STATED PROBLEM:
How many lines of the data hold the word "предоставления"? State the number and nothing else.

RECORD LIST:
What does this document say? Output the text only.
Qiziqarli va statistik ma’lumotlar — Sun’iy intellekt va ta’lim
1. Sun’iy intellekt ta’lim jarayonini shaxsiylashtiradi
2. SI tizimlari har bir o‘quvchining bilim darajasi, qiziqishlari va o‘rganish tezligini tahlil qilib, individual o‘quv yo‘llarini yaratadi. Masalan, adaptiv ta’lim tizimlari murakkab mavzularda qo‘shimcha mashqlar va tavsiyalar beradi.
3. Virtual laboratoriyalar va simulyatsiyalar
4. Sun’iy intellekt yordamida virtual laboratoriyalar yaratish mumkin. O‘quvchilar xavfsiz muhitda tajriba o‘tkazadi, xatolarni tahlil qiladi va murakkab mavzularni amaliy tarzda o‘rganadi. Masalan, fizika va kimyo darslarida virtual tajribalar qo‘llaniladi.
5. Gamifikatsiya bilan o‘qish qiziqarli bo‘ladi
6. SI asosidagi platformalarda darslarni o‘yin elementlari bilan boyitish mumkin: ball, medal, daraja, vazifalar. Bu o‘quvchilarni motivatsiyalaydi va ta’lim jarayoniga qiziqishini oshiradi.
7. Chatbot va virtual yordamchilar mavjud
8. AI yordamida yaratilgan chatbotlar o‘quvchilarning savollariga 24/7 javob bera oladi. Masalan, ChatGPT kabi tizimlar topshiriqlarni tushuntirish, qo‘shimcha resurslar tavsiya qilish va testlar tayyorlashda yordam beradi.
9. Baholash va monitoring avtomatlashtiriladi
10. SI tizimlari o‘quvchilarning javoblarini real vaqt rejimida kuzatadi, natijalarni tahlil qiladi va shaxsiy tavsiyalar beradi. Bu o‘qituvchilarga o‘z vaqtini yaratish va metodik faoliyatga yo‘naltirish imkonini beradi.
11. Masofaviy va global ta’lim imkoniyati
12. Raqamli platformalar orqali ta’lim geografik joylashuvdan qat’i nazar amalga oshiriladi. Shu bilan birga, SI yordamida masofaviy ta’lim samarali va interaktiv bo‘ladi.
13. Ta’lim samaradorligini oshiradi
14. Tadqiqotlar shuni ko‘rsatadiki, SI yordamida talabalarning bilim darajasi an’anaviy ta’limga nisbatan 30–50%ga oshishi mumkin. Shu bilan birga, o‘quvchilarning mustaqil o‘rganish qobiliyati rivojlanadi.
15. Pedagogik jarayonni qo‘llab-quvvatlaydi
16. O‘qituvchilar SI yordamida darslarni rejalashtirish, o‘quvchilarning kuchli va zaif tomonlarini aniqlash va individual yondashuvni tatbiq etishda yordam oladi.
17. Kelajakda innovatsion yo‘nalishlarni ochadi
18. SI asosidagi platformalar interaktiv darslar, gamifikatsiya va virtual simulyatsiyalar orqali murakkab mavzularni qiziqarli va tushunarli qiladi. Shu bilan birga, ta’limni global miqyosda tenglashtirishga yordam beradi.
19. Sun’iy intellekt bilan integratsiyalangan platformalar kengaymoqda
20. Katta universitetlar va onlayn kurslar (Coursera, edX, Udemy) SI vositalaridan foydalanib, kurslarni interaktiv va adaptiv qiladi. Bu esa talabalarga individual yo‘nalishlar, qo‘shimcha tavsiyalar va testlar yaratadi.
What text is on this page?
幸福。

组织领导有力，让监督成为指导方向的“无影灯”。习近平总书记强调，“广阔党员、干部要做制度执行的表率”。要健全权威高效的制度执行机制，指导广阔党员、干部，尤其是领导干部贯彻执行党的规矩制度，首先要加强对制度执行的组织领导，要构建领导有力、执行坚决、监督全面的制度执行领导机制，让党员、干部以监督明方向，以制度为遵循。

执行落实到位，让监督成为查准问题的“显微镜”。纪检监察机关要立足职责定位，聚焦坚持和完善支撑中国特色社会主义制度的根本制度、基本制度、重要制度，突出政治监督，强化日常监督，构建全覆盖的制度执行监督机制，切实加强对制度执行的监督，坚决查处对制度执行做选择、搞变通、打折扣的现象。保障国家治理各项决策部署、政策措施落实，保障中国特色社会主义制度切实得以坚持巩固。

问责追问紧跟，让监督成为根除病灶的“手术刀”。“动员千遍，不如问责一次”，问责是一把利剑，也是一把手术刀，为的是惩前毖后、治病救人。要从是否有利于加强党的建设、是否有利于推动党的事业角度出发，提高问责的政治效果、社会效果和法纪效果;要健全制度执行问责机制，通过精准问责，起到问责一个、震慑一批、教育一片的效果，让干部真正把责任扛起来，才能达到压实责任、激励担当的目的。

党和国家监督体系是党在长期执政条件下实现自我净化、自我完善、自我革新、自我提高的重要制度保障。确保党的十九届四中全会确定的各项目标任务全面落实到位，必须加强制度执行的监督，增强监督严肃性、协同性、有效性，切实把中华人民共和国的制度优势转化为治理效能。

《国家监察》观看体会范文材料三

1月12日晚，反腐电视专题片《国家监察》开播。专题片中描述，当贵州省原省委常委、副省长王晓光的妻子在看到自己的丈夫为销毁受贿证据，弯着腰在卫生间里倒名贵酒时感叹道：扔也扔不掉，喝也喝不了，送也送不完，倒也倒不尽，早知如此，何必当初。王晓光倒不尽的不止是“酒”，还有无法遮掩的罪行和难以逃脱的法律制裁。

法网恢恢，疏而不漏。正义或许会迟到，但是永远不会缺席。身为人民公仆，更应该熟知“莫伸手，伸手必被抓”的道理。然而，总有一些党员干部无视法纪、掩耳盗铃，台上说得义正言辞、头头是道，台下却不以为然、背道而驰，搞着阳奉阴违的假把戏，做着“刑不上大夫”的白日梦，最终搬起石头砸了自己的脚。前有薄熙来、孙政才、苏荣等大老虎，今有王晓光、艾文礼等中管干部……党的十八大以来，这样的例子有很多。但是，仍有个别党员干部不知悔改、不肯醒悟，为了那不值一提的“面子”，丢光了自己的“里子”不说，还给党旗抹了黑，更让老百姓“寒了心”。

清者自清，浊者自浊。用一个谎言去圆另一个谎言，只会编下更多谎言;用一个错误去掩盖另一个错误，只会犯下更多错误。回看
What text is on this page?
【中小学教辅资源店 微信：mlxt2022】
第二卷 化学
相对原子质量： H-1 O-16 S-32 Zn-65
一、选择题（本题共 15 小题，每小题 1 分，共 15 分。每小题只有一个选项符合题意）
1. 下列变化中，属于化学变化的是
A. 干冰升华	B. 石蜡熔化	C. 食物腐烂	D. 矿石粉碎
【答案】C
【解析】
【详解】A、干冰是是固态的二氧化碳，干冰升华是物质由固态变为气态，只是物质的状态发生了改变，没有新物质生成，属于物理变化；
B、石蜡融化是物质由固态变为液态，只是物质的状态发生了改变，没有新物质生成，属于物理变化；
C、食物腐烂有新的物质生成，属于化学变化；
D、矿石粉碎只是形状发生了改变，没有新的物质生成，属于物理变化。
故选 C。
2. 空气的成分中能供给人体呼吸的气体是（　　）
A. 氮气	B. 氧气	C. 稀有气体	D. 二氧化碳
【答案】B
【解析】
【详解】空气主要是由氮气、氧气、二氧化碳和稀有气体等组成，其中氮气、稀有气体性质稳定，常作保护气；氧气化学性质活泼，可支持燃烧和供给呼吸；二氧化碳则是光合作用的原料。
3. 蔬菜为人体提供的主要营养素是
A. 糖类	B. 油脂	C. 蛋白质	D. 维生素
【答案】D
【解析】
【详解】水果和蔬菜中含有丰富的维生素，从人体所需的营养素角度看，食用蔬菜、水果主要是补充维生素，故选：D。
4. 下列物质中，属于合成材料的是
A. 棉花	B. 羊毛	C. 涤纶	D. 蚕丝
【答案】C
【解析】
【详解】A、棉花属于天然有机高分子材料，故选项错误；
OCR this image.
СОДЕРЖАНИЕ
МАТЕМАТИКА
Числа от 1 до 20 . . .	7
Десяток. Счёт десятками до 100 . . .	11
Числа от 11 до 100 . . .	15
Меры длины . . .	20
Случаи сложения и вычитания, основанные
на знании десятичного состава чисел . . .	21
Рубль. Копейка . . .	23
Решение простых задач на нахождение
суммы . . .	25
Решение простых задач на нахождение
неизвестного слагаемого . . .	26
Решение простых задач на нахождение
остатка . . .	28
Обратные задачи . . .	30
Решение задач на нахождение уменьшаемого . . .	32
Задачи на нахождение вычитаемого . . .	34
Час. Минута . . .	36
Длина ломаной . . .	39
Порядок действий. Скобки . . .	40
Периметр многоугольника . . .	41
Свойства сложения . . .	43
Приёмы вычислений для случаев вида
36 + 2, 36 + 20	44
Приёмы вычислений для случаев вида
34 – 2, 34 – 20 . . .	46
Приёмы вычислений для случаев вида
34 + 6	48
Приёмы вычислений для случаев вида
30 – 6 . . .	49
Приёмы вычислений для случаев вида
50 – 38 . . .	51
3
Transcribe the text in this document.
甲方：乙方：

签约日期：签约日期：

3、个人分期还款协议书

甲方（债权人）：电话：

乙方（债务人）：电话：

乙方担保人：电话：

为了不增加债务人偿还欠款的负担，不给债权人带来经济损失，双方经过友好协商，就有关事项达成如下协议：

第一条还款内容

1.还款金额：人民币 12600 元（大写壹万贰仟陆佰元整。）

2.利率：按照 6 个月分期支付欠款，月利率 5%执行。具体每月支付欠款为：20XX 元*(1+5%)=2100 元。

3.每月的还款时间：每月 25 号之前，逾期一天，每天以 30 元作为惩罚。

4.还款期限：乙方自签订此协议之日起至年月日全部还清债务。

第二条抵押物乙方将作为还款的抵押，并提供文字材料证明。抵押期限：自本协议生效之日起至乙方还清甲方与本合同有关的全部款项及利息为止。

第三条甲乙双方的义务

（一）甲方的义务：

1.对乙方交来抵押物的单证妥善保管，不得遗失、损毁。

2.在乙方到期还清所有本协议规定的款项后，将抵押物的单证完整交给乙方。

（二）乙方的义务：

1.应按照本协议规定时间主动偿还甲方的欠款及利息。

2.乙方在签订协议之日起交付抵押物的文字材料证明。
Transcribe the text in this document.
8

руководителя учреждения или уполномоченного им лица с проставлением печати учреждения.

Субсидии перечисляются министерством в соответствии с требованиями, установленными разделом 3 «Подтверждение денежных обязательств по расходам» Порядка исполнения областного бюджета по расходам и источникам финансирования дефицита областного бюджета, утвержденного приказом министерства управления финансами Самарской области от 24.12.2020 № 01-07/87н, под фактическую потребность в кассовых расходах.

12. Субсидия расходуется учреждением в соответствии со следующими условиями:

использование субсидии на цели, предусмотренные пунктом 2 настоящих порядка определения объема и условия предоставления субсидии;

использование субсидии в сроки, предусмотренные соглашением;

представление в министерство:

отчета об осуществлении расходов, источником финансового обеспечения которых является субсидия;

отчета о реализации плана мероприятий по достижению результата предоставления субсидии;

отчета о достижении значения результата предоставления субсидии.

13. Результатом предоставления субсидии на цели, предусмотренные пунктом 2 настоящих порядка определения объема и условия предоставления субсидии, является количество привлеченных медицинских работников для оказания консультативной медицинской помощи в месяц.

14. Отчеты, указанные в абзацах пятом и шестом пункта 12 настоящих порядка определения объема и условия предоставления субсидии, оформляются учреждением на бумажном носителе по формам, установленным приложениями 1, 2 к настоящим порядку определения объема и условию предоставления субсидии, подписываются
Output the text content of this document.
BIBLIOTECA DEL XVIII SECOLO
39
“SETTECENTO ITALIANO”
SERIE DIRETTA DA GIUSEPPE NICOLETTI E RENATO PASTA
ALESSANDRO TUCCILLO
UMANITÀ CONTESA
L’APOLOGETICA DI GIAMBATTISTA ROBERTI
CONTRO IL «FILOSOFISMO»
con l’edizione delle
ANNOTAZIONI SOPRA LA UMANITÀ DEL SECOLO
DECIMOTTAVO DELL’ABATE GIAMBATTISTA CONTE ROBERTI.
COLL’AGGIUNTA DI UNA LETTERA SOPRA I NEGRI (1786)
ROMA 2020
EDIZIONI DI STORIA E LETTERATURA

EXERCISE RESULT:
5